What the task asks
Gather up the lines that contain "project".
>> START
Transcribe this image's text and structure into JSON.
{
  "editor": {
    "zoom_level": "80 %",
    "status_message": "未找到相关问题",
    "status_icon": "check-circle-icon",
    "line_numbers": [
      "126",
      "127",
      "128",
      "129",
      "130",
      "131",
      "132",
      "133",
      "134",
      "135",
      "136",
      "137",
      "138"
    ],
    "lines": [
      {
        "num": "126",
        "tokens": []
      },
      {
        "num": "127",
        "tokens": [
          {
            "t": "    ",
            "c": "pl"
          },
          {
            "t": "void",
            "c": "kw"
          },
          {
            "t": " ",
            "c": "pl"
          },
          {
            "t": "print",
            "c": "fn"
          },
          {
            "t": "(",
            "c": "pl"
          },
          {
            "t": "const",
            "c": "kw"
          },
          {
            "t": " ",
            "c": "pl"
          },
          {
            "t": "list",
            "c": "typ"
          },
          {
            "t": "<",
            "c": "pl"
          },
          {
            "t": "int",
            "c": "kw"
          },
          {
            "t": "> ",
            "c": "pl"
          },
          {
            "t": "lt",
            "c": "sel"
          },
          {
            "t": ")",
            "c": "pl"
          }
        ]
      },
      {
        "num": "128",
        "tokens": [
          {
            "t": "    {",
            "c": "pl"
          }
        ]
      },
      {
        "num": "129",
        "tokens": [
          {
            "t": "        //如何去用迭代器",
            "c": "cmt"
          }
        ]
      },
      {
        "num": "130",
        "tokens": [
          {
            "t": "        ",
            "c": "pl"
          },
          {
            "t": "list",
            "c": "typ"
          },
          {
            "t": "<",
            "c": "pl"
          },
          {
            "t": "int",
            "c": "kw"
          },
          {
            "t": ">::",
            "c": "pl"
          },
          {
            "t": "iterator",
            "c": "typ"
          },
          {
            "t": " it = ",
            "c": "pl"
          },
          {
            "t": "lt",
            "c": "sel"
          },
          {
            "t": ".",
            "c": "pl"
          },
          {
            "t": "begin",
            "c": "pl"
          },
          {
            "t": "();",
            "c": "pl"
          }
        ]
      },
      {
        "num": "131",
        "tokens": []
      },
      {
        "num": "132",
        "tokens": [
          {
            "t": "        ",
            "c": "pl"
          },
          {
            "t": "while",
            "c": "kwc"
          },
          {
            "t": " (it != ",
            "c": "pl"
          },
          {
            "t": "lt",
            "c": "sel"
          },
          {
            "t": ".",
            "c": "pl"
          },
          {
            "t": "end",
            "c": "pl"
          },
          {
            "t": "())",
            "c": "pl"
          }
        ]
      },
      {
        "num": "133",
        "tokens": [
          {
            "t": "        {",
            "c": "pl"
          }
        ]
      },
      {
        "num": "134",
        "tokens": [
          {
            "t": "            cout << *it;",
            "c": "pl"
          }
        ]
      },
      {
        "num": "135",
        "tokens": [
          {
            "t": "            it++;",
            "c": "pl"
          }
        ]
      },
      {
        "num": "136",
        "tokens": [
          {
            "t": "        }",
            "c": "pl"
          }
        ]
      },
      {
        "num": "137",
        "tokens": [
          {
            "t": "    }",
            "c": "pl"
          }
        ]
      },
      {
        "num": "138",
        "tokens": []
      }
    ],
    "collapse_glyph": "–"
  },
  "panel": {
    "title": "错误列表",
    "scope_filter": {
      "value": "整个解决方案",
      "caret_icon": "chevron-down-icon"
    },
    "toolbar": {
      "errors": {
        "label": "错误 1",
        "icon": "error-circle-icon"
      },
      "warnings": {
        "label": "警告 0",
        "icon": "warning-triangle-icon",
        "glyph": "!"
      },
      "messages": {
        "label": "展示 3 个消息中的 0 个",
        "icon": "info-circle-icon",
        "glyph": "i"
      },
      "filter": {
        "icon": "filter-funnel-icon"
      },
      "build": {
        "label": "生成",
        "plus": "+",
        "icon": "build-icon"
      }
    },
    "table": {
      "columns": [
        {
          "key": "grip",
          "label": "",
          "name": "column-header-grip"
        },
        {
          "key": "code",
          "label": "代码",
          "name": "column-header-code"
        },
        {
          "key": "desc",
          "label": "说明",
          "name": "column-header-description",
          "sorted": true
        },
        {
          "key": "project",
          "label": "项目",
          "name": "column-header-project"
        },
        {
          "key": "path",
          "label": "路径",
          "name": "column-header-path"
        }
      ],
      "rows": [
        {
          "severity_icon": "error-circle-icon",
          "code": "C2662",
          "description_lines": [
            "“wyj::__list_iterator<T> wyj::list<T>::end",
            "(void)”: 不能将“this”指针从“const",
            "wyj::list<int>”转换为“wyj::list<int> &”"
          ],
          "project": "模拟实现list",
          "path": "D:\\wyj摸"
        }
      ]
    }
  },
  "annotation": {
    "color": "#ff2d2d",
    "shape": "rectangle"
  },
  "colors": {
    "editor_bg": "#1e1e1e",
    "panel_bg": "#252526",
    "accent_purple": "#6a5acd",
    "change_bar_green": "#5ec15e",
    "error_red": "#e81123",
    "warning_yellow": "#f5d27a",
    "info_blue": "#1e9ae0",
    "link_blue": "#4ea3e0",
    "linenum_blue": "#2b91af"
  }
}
>> END
Result of the exercise
          "key": "project",
          "name": "column-header-project"
          "project": "模拟实现list",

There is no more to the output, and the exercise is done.